Extract all of the entries and set them down verbatim.

* begin Data *

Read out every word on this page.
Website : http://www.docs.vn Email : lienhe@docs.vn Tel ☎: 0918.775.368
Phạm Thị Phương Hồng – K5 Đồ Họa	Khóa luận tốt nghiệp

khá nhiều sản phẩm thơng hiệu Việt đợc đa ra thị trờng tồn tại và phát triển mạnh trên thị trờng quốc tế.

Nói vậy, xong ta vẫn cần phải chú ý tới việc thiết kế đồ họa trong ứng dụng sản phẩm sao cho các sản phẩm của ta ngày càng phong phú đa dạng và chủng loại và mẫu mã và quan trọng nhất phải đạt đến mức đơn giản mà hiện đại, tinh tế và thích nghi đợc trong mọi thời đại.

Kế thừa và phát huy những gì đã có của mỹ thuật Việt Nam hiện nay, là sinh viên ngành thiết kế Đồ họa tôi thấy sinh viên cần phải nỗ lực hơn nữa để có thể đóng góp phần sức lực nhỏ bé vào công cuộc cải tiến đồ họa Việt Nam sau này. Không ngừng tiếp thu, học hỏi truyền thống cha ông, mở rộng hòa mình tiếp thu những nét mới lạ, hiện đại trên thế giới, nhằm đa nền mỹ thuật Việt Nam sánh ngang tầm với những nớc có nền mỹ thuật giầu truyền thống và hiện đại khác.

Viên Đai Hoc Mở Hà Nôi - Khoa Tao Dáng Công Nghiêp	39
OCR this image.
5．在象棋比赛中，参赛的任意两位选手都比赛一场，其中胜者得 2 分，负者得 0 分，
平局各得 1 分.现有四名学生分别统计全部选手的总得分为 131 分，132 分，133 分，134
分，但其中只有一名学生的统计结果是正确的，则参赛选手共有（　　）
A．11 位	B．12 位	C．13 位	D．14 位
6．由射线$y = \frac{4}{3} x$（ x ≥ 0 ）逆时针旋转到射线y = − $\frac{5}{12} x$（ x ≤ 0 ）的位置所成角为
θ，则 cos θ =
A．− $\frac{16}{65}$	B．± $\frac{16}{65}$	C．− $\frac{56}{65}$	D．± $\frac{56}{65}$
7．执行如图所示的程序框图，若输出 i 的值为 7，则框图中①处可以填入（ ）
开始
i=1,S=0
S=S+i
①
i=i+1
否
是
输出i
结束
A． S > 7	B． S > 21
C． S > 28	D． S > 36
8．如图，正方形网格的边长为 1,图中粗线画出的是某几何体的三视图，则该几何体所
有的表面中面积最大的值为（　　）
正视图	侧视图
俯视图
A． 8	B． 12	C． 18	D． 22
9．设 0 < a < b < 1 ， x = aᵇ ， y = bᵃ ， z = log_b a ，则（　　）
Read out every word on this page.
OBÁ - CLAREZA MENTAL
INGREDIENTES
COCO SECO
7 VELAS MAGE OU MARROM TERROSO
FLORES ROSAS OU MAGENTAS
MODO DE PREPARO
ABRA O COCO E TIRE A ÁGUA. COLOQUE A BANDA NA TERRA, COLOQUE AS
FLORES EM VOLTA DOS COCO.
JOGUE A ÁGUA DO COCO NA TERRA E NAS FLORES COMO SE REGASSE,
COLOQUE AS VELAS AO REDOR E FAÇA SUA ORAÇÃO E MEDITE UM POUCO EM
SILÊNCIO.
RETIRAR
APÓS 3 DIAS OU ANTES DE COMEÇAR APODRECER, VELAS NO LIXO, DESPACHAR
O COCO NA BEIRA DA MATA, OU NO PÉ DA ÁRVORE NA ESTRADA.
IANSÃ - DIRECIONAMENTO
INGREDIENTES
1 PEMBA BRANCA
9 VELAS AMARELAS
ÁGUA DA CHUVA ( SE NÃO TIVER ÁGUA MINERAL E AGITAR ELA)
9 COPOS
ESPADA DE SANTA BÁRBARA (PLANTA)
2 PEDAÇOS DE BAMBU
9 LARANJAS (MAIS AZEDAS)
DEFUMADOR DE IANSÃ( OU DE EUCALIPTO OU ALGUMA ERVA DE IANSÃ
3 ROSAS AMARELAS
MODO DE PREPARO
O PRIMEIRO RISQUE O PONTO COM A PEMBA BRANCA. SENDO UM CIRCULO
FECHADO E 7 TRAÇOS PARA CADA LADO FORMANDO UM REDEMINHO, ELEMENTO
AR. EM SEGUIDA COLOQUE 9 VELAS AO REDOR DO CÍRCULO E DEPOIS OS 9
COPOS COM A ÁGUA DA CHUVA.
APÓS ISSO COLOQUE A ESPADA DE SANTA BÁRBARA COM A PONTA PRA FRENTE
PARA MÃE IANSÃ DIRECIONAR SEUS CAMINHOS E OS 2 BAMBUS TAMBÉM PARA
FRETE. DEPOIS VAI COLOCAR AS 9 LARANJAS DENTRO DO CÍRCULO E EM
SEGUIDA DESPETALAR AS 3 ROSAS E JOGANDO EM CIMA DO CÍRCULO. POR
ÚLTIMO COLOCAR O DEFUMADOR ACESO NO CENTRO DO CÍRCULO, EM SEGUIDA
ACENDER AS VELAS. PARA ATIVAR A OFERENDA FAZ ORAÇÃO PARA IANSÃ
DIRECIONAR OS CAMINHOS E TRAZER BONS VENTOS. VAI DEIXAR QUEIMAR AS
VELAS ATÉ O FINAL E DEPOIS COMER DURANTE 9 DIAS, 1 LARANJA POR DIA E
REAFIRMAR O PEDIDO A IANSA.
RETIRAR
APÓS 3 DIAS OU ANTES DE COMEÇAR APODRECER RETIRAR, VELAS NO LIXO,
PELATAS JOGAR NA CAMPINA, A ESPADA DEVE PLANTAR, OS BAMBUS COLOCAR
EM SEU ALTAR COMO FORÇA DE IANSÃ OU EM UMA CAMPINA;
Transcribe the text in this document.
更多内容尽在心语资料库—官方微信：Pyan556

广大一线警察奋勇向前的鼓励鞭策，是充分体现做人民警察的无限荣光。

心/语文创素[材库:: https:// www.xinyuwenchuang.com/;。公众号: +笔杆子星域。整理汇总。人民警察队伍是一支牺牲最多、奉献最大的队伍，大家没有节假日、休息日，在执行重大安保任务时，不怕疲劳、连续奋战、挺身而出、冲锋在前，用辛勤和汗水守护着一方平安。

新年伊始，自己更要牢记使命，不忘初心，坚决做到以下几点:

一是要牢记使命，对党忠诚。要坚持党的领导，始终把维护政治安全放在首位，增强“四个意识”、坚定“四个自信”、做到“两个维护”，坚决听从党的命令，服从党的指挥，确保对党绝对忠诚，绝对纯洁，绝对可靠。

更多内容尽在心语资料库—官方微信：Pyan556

* end Data *

**Written response**
Read out every word on this page.
Website : http://www.docs.vn Email : lienhe@docs.vn Tel ☎: 0918.775.368
Phạm Thị Phương Hồng – K5 Đồ Họa	Khóa luận tốt nghiệp

khá nhiều sản phẩm thơng hiệu Việt đợc đa ra thị trờng tồn tại và phát triển mạnh trên thị trờng quốc tế.

Nói vậy, xong ta vẫn cần phải chú ý tới việc thiết kế đồ họa trong ứng dụng sản phẩm sao cho các sản phẩm của ta ngày càng phong phú đa dạng và chủng loại và mẫu mã và quan trọng nhất phải đạt đến mức đơn giản mà hiện đại, tinh tế và thích nghi đợc trong mọi thời đại.

Kế thừa và phát huy những gì đã có của mỹ thuật Việt Nam hiện nay, là sinh viên ngành thiết kế Đồ họa tôi thấy sinh viên cần phải nỗ lực hơn nữa để có thể đóng góp phần sức lực nhỏ bé vào công cuộc cải tiến đồ họa Việt Nam sau này. Không ngừng tiếp thu, học hỏi truyền thống cha ông, mở rộng hòa mình tiếp thu những nét mới lạ, hiện đại trên thế giới, nhằm đa nền mỹ thuật Việt Nam sánh ngang tầm với những nớc có nền mỹ thuật giầu truyền thống và hiện đại khác.

Viên Đai Hoc Mở Hà Nôi - Khoa Tao Dáng Công Nghiêp	39
OCR this image.
5．在象棋比赛中，参赛的任意两位选手都比赛一场，其中胜者得 2 分，负者得 0 分，
平局各得 1 分.现有四名学生分别统计全部选手的总得分为 131 分，132 分，133 分，134
分，但其中只有一名学生的统计结果是正确的，则参赛选手共有（　　）
A．11 位	B．12 位	C．13 位	D．14 位
6．由射线$y = \frac{4}{3} x$（ x ≥ 0 ）逆时针旋转到射线y = − $\frac{5}{12} x$（ x ≤ 0 ）的位置所成角为
θ，则 cos θ =
A．− $\frac{16}{65}$	B．± $\frac{16}{65}$	C．− $\frac{56}{65}$	D．± $\frac{56}{65}$
7．执行如图所示的程序框图，若输出 i 的值为 7，则框图中①处可以填入（ ）
开始
i=1,S=0
S=S+i
①
i=i+1
否
是
输出i
结束
A． S > 7	B． S > 21
C． S > 28	D． S > 36
8．如图，正方形网格的边长为 1,图中粗线画出的是某几何体的三视图，则该几何体所
有的表面中面积最大的值为（　　）
正视图	侧视图
俯视图
A． 8	B． 12	C． 18	D． 22
9．设 0 < a < b < 1 ， x = aᵇ ， y = bᵃ ， z = log_b a ，则（　　）
Read out every word on this page.
OBÁ - CLAREZA MENTAL
INGREDIENTES
COCO SECO
7 VELAS MAGE OU MARROM TERROSO
FLORES ROSAS OU MAGENTAS
MODO DE PREPARO
ABRA O COCO E TIRE A ÁGUA. COLOQUE A BANDA NA TERRA, COLOQUE AS
FLORES EM VOLTA DOS COCO.
JOGUE A ÁGUA DO COCO NA TERRA E NAS FLORES COMO SE REGASSE,
COLOQUE AS VELAS AO REDOR E FAÇA SUA ORAÇÃO E MEDITE UM POUCO EM
SILÊNCIO.
RETIRAR
APÓS 3 DIAS OU ANTES DE COMEÇAR APODRECER, VELAS NO LIXO, DESPACHAR
O COCO NA BEIRA DA MATA, OU NO PÉ DA ÁRVORE NA ESTRADA.
IANSÃ - DIRECIONAMENTO
INGREDIENTES
1 PEMBA BRANCA
9 VELAS AMARELAS
ÁGUA DA CHUVA ( SE NÃO TIVER ÁGUA MINERAL E AGITAR ELA)
9 COPOS
ESPADA DE SANTA BÁRBARA (PLANTA)
2 PEDAÇOS DE BAMBU
9 LARANJAS (MAIS AZEDAS)
DEFUMADOR DE IANSÃ( OU DE EUCALIPTO OU ALGUMA ERVA DE IANSÃ
3 ROSAS AMARELAS
MODO DE PREPARO
O PRIMEIRO RISQUE O PONTO COM A PEMBA BRANCA. SENDO UM CIRCULO
FECHADO E 7 TRAÇOS PARA CADA LADO FORMANDO UM REDEMINHO, ELEMENTO
AR. EM SEGUIDA COLOQUE 9 VELAS AO REDOR DO CÍRCULO E DEPOIS OS 9
COPOS COM A ÁGUA DA CHUVA.
APÓS ISSO COLOQUE A ESPADA DE SANTA BÁRBARA COM A PONTA PRA FRENTE
PARA MÃE IANSÃ DIRECIONAR SEUS CAMINHOS E OS 2 BAMBUS TAMBÉM PARA
FRETE. DEPOIS VAI COLOCAR AS 9 LARANJAS DENTRO DO CÍRCULO E EM
SEGUIDA DESPETALAR AS 3 ROSAS E JOGANDO EM CIMA DO CÍRCULO. POR
ÚLTIMO COLOCAR O DEFUMADOR ACESO NO CENTRO DO CÍRCULO, EM SEGUIDA
ACENDER AS VELAS. PARA ATIVAR A OFERENDA FAZ ORAÇÃO PARA IANSÃ
DIRECIONAR OS CAMINHOS E TRAZER BONS VENTOS. VAI DEIXAR QUEIMAR AS
VELAS ATÉ O FINAL E DEPOIS COMER DURANTE 9 DIAS, 1 LARANJA POR DIA E
REAFIRMAR O PEDIDO A IANSA.
RETIRAR
APÓS 3 DIAS OU ANTES DE COMEÇAR APODRECER RETIRAR, VELAS NO LIXO,
PELATAS JOGAR NA CAMPINA, A ESPADA DEVE PLANTAR, OS BAMBUS COLOCAR
EM SEU ALTAR COMO FORÇA DE IANSÃ OU EM UMA CAMPINA;
Transcribe the text in this document.
更多内容尽在心语资料库—官方微信：Pyan556

广大一线警察奋勇向前的鼓励鞭策，是充分体现做人民警察的无限荣光。

心/语文创素[材库:: https:// www.xinyuwenchuang.com/;。公众号: +笔杆子星域。整理汇总。人民警察队伍是一支牺牲最多、奉献最大的队伍，大家没有节假日、休息日，在执行重大安保任务时，不怕疲劳、连续奋战、挺身而出、冲锋在前，用辛勤和汗水守护着一方平安。

新年伊始，自己更要牢记使命，不忘初心，坚决做到以下几点:

一是要牢记使命，对党忠诚。要坚持党的领导，始终把维护政治安全放在首位，增强“四个意识”、坚定“四个自信”、做到“两个维护”，坚决听从党的命令，服从党的指挥，确保对党绝对忠诚，绝对纯洁，绝对可靠。

更多内容尽在心语资料库—官方微信：Pyan556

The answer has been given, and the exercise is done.